§ **PROBLEM TO WORK ON**
Would you quote the material below in full and unchanged?

§ **ROWS**
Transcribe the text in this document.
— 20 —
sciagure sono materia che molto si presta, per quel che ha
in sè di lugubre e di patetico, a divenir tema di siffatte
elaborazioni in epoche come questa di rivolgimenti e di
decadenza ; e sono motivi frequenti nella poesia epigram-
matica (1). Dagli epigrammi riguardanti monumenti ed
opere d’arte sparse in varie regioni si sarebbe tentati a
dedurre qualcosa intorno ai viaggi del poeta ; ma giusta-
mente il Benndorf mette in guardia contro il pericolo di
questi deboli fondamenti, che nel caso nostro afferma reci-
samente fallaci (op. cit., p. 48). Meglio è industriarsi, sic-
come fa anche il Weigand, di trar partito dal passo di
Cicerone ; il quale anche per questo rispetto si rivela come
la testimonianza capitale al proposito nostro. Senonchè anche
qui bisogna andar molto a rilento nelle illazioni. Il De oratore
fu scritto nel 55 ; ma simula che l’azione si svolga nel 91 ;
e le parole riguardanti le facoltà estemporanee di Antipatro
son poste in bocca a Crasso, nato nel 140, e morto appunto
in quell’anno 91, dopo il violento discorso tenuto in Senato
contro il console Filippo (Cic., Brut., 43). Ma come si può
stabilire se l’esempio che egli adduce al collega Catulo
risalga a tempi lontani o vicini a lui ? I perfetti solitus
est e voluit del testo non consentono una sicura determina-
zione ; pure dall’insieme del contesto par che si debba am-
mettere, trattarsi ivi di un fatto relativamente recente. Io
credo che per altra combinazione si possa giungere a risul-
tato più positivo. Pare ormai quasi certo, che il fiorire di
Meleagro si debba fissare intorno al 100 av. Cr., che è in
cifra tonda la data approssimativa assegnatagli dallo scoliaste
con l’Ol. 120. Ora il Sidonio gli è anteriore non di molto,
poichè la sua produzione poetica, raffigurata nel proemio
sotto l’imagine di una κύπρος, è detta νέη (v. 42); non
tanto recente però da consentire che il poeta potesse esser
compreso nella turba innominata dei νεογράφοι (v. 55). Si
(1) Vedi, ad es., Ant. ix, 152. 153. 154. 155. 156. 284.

§ **THE OUTPUT**
Transcribe the text in this document.
— 20 —
sciagure sono materia che molto si presta, per quel che ha
in sè di lugubre e di patetico, a divenir tema di siffatte
elaborazioni in epoche come questa di rivolgimenti e di
decadenza ; e sono motivi frequenti nella poesia epigram-
matica (1). Dagli epigrammi riguardanti monumenti ed
opere d’arte sparse in varie regioni si sarebbe tentati a
dedurre qualcosa intorno ai viaggi del poeta ; ma giusta-
mente il Benndorf mette in guardia contro il pericolo di
questi deboli fondamenti, che nel caso nostro afferma reci-
samente fallaci (op. cit., p. 48). Meglio è industriarsi, sic-
come fa anche il Weigand, di trar partito dal passo di
Cicerone ; il quale anche per questo rispetto si rivela come
la testimonianza capitale al proposito nostro. Senonchè anche
qui bisogna andar molto a rilento nelle illazioni. Il De oratore
fu scritto nel 55 ; ma simula che l’azione si svolga nel 91 ;
e le parole riguardanti le facoltà estemporanee di Antipatro
son poste in bocca a Crasso, nato nel 140, e morto appunto
in quell’anno 91, dopo il violento discorso tenuto in Senato
contro il console Filippo (Cic., Brut., 43). Ma come si può
stabilire se l’esempio che egli adduce al collega Catulo
risalga a tempi lontani o vicini a lui ? I perfetti solitus
est e voluit del testo non consentono una sicura determina-
zione ; pure dall’insieme del contesto par che si debba am-
mettere, trattarsi ivi di un fatto relativamente recente. Io
credo che per altra combinazione si possa giungere a risul-
tato più positivo. Pare ormai quasi certo, che il fiorire di
Meleagro si debba fissare intorno al 100 av. Cr., che è in
cifra tonda la data approssimativa assegnatagli dallo scoliaste
con l’Ol. 120. Ora il Sidonio gli è anteriore non di molto,
poichè la sua produzione poetica, raffigurata nel proemio
sotto l’imagine di una κύπρος, è detta νέη (v. 42); non
tanto recente però da consentire che il poeta potesse esser
compreso nella turba innominata dei νεογράφοι (v. 55). Si
(1) Vedi, ad es., Ant. ix, 152. 153. 154. 155. 156. 284.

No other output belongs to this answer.